● Stated goal: Tell me how many lines hold "text", please, using only the number.

## BEGIN

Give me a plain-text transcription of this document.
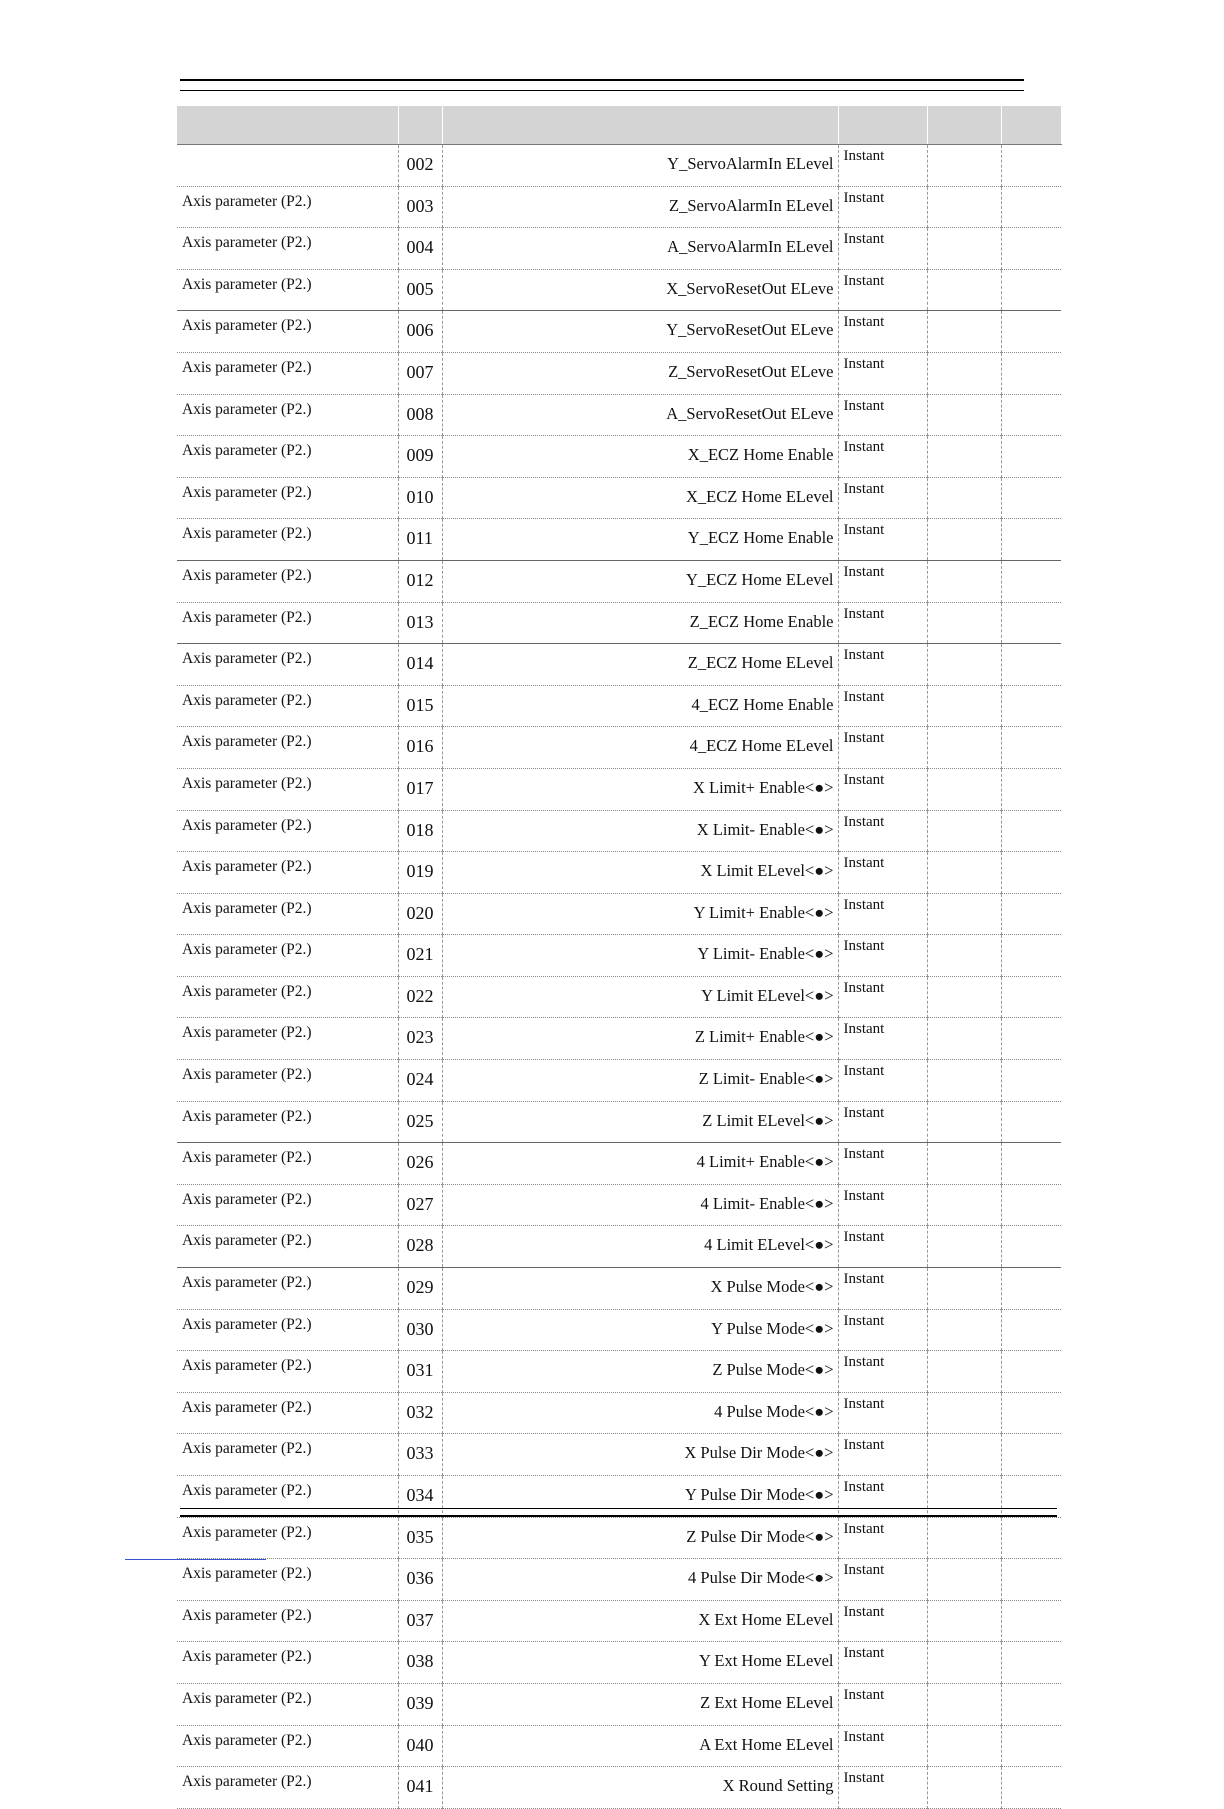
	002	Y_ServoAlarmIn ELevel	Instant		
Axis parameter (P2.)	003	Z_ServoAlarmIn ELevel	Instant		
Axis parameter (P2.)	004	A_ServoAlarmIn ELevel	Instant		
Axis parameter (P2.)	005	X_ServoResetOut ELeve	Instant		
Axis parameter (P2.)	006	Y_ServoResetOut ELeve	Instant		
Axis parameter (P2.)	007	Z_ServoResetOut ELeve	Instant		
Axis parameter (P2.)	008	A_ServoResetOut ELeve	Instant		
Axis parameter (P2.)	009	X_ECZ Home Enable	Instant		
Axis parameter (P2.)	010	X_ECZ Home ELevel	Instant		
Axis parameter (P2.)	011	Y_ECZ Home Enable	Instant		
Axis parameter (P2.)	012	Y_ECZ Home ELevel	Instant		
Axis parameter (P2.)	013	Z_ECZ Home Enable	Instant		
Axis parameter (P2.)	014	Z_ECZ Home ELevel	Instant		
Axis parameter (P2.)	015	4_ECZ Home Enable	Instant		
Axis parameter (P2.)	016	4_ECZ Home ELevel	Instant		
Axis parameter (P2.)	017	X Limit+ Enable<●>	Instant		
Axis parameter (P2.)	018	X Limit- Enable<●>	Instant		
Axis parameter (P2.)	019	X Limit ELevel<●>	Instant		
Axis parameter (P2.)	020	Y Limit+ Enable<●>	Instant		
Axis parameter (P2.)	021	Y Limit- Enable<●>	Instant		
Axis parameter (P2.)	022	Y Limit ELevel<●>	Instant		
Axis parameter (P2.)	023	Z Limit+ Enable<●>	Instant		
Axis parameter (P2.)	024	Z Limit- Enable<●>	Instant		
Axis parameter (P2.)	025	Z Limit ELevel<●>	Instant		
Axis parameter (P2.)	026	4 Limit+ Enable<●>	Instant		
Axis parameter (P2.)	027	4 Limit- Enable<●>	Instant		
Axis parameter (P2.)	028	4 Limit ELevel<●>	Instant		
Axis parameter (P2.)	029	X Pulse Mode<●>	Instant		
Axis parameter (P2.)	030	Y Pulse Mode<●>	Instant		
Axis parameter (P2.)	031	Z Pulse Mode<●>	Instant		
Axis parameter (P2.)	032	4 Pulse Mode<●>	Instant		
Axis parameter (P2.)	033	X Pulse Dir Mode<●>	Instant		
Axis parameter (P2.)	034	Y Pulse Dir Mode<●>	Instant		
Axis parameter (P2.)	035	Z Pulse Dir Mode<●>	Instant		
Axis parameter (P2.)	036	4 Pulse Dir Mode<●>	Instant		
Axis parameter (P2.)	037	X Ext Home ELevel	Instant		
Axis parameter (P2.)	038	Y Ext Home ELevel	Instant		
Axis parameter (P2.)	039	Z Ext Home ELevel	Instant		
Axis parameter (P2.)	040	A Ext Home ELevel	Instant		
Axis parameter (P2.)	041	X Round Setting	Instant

## END
## BEGIN

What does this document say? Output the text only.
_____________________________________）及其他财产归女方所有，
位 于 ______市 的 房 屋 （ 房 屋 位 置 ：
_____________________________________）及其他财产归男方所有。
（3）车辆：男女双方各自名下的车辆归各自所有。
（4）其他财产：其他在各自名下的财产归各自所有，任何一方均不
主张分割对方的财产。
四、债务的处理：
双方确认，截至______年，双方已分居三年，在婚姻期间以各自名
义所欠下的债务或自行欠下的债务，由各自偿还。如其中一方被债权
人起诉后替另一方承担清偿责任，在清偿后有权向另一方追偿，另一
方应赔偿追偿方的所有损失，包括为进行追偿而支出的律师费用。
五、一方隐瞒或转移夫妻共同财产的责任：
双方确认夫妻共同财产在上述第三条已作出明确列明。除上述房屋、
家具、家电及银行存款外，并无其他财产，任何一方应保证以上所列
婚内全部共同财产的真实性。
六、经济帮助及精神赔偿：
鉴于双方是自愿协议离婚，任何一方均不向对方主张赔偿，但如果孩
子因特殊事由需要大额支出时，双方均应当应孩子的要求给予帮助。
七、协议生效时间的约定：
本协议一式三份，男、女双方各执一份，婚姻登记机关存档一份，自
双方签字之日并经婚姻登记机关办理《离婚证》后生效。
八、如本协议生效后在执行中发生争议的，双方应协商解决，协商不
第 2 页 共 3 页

## END

● Expected output: 2